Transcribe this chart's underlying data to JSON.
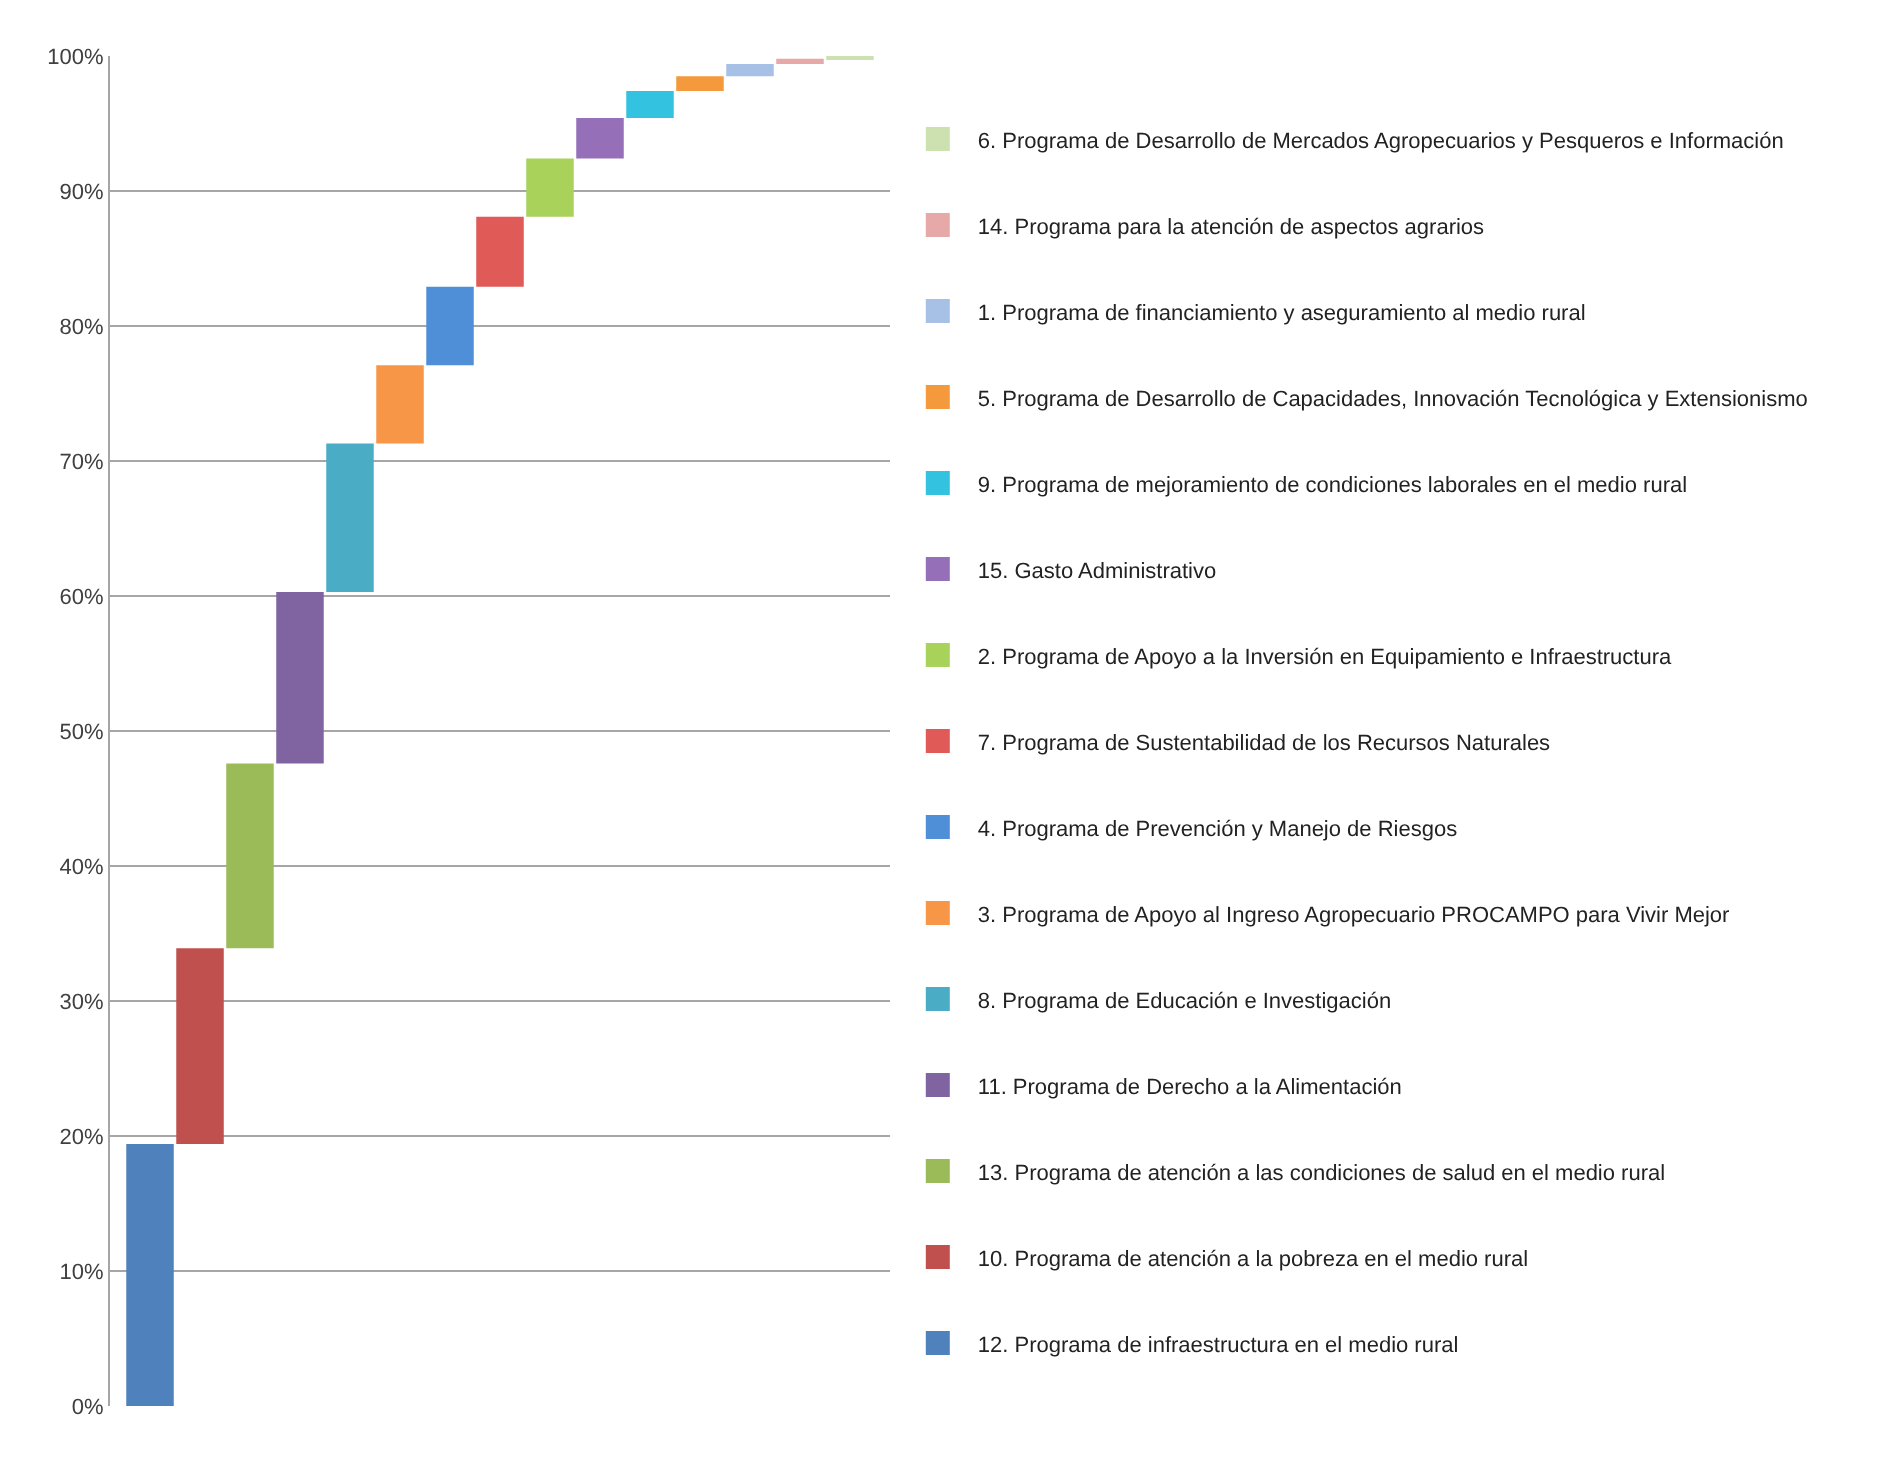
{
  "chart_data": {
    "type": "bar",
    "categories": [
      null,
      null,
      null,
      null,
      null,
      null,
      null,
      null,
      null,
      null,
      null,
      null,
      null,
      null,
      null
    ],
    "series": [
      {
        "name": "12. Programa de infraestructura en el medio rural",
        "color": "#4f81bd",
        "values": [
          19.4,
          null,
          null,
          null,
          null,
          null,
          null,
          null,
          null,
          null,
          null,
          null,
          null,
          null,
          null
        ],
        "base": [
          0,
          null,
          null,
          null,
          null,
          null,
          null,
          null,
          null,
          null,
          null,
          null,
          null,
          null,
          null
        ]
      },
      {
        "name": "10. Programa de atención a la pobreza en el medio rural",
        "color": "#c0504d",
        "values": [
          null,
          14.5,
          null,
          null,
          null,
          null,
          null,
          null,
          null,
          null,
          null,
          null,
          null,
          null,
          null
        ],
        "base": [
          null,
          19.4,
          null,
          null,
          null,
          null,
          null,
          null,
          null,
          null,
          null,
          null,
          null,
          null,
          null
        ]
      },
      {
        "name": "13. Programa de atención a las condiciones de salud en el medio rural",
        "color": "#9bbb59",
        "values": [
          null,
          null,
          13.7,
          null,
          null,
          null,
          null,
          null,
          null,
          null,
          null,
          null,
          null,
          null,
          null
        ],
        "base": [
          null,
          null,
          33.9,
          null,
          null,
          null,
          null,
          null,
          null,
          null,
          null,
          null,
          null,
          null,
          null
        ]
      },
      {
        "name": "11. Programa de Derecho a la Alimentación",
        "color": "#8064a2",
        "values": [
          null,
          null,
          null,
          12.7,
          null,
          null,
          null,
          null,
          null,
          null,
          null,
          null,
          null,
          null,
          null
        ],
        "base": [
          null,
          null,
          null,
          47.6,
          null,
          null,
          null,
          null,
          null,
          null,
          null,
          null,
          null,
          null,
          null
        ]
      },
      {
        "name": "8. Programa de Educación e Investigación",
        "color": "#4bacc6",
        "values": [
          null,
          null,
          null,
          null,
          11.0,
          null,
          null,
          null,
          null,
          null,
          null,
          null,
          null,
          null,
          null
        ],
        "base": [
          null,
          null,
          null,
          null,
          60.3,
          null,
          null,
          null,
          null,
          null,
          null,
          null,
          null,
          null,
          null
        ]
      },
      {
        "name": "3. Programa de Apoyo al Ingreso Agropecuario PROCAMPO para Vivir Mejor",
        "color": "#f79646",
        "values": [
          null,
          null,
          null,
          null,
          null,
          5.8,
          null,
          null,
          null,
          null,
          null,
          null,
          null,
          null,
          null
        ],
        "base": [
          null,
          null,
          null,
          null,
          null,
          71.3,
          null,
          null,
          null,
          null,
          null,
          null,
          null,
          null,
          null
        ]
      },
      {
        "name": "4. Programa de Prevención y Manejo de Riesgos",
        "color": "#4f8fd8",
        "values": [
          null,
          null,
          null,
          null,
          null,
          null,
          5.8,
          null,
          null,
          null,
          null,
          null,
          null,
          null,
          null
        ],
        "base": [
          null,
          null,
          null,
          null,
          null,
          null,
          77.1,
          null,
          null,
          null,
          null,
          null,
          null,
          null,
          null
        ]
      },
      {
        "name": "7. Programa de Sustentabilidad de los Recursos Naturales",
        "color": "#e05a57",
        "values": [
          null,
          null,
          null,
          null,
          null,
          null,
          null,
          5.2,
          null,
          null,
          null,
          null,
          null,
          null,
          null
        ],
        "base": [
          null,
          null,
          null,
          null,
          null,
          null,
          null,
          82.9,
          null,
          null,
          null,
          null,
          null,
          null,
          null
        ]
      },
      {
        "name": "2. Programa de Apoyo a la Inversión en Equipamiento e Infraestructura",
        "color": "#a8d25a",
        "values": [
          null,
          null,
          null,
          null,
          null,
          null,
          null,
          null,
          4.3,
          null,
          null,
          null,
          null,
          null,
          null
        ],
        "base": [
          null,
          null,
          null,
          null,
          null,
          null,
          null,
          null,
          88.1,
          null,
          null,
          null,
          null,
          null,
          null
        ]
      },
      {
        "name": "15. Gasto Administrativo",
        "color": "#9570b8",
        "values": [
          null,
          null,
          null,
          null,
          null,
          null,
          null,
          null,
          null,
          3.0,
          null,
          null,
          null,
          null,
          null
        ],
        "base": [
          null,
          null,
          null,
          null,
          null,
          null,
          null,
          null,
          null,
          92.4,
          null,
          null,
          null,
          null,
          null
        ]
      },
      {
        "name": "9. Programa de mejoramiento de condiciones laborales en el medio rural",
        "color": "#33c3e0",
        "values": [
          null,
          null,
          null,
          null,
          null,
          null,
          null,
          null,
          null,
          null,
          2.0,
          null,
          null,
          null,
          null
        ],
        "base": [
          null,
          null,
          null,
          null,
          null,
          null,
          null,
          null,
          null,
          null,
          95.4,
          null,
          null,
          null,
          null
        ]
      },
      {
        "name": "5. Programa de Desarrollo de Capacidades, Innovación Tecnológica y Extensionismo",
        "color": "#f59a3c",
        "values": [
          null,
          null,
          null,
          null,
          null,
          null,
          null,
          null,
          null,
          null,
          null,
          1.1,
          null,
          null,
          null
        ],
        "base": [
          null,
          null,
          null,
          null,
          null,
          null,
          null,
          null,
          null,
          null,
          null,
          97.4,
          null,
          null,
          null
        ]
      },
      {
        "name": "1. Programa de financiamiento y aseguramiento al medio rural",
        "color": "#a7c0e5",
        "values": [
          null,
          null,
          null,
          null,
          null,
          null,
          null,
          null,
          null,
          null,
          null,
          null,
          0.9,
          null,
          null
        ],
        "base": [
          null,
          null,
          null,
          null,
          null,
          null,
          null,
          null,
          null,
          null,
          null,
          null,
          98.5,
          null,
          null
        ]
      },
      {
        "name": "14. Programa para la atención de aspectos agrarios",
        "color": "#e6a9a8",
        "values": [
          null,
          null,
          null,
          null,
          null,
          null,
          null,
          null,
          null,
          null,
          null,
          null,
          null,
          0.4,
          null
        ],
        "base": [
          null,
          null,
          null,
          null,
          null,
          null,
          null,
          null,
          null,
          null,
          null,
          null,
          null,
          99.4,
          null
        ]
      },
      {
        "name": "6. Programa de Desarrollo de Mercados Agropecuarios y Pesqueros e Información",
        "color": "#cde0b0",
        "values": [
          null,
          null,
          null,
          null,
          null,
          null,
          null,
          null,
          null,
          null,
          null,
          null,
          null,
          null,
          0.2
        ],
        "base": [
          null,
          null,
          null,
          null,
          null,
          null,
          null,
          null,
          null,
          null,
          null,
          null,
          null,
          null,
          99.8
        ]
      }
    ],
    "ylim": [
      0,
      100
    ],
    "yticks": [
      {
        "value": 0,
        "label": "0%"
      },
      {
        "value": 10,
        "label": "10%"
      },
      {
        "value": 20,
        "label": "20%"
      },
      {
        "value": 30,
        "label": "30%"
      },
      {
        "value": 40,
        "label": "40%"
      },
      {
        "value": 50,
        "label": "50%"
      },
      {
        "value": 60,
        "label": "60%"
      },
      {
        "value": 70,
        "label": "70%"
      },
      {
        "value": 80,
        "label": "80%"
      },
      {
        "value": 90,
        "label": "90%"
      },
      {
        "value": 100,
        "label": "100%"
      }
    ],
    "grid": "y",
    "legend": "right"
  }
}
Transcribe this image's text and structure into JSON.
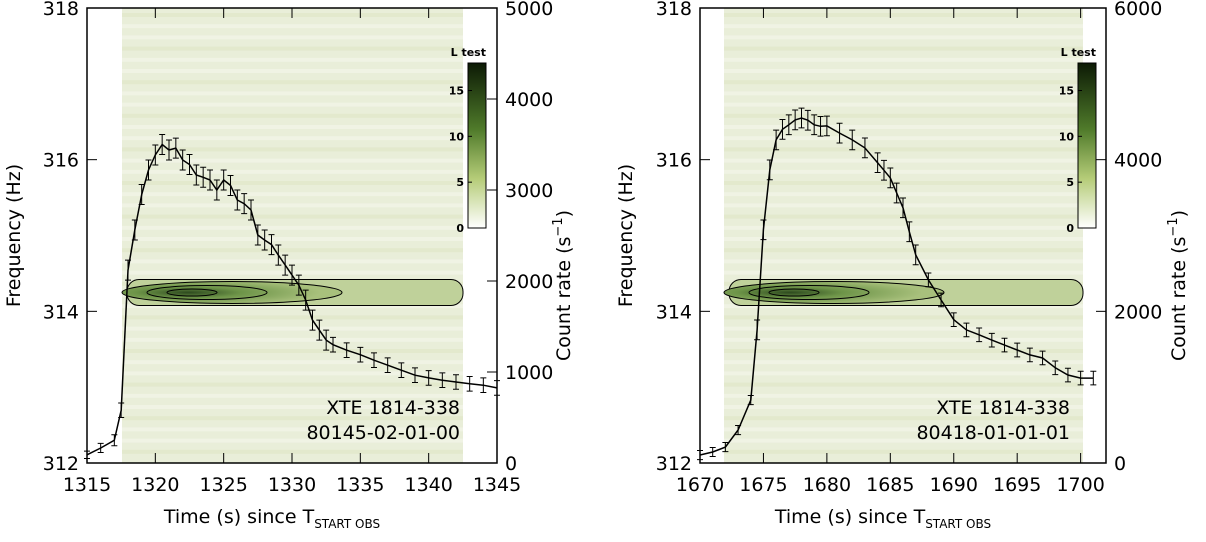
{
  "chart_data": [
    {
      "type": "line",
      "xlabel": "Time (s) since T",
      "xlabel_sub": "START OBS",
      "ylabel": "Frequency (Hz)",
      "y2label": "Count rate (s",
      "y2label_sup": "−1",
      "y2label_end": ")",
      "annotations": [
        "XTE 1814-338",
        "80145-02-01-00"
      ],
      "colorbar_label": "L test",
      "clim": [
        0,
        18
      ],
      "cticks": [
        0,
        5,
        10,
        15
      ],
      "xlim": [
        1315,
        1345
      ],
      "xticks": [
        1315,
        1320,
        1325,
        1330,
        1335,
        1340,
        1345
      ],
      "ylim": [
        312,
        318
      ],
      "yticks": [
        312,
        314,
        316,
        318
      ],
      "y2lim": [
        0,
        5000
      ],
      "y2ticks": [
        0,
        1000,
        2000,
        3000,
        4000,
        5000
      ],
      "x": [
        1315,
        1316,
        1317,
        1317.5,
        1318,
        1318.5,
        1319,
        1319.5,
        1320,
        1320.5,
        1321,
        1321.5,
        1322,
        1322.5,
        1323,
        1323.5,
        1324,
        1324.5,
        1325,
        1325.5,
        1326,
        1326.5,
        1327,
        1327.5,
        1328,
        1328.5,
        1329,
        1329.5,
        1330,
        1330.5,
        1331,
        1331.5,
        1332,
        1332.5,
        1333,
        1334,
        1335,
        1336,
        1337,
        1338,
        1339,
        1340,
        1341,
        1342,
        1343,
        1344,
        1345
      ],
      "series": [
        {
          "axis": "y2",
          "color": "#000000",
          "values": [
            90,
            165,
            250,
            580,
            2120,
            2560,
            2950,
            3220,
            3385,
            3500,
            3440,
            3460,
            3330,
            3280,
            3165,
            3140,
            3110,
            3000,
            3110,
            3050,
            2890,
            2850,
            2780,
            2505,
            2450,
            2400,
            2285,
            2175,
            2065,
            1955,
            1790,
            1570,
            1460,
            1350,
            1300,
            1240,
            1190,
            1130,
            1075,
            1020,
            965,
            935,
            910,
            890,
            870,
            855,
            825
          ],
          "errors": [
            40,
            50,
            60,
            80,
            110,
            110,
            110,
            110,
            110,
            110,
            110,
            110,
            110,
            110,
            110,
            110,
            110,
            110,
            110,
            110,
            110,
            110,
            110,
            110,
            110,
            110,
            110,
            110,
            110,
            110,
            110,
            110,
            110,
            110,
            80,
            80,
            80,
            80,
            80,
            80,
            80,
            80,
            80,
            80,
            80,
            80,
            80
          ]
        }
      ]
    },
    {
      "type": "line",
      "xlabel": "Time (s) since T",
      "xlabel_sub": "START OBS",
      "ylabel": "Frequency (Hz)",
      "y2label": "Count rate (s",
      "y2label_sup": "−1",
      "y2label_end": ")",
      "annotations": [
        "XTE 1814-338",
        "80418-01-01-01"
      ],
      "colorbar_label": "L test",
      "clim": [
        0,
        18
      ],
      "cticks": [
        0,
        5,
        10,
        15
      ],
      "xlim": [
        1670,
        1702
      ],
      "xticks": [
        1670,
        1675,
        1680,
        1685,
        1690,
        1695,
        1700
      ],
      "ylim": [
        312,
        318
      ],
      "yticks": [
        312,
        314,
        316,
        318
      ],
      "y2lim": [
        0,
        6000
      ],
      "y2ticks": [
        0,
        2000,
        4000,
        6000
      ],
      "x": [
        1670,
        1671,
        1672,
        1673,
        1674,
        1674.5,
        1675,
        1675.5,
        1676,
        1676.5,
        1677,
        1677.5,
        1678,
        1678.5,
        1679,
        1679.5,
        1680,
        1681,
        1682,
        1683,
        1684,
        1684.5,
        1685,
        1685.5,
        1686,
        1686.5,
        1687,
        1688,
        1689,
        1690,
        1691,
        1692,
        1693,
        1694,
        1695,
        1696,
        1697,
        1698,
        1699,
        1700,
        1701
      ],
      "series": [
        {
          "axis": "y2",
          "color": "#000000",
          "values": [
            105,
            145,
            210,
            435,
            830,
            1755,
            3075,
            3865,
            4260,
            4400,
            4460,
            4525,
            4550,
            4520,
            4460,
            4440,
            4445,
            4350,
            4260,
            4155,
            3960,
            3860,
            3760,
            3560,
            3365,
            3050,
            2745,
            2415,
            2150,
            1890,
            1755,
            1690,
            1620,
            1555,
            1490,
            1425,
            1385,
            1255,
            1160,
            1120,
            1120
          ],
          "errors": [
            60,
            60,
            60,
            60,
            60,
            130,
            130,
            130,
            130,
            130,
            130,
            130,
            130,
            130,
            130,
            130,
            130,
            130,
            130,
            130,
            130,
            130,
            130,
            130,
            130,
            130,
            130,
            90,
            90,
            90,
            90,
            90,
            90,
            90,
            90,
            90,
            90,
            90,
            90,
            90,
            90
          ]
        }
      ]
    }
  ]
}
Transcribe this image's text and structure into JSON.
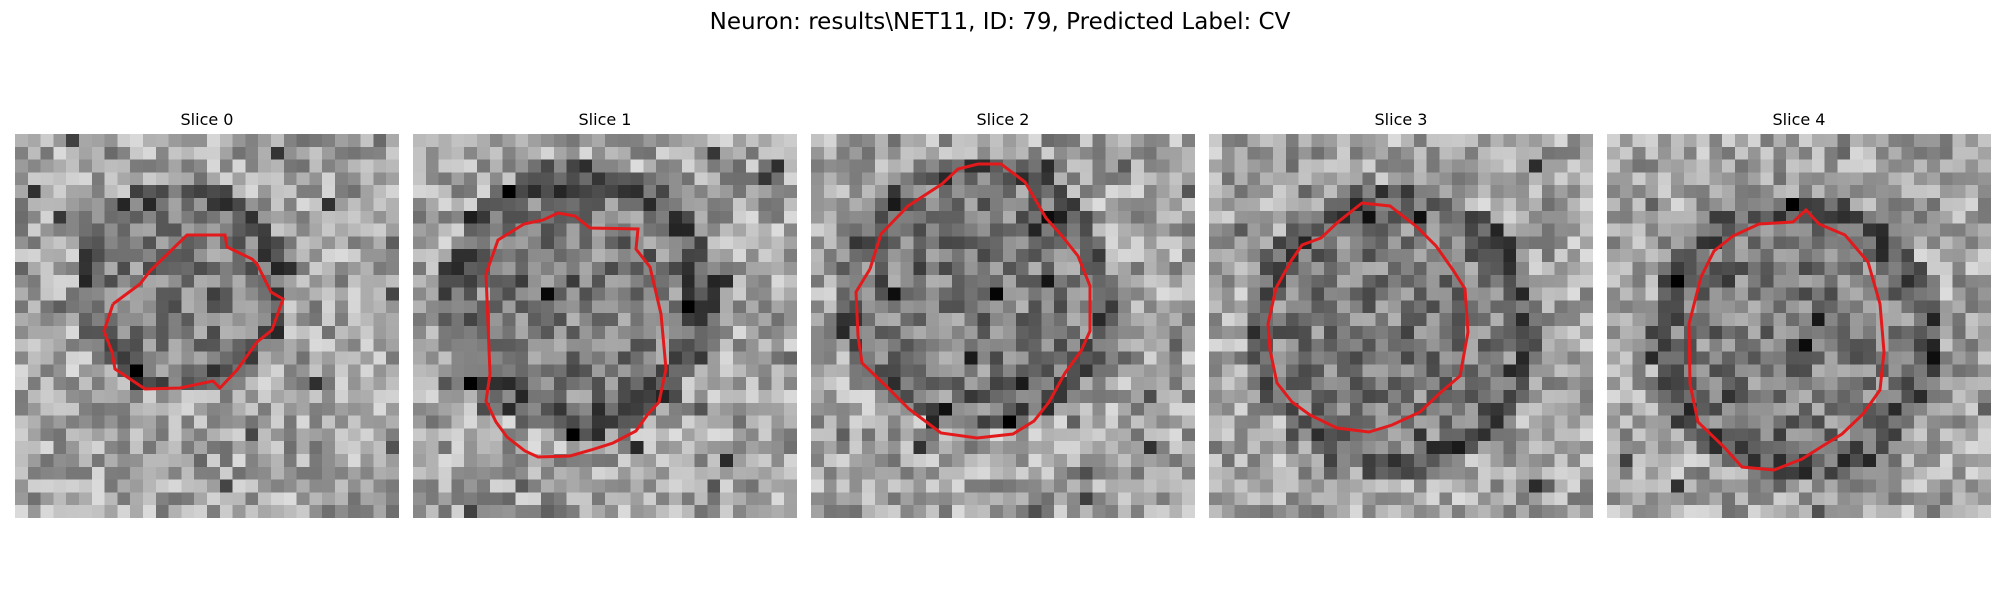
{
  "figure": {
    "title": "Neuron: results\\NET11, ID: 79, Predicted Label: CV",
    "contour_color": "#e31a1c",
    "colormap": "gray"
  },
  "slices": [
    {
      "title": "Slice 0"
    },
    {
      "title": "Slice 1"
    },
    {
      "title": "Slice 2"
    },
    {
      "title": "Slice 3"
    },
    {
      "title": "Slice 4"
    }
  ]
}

_Problem requirements_
Every line holding "medio" should be copied out.

_Expected answer_
        "name": "12. Programa de infraestructura en el medio rural",
        "name": "10. Programa de atención a la pobreza en el medio rural",
        "name": "13. Programa de atención a las condiciones de salud en el medio rural",
        "name": "9. Programa de mejoramiento de condiciones laborales en el medio rural",
        "name": "1. Programa de financiamiento y aseguramiento al medio rural",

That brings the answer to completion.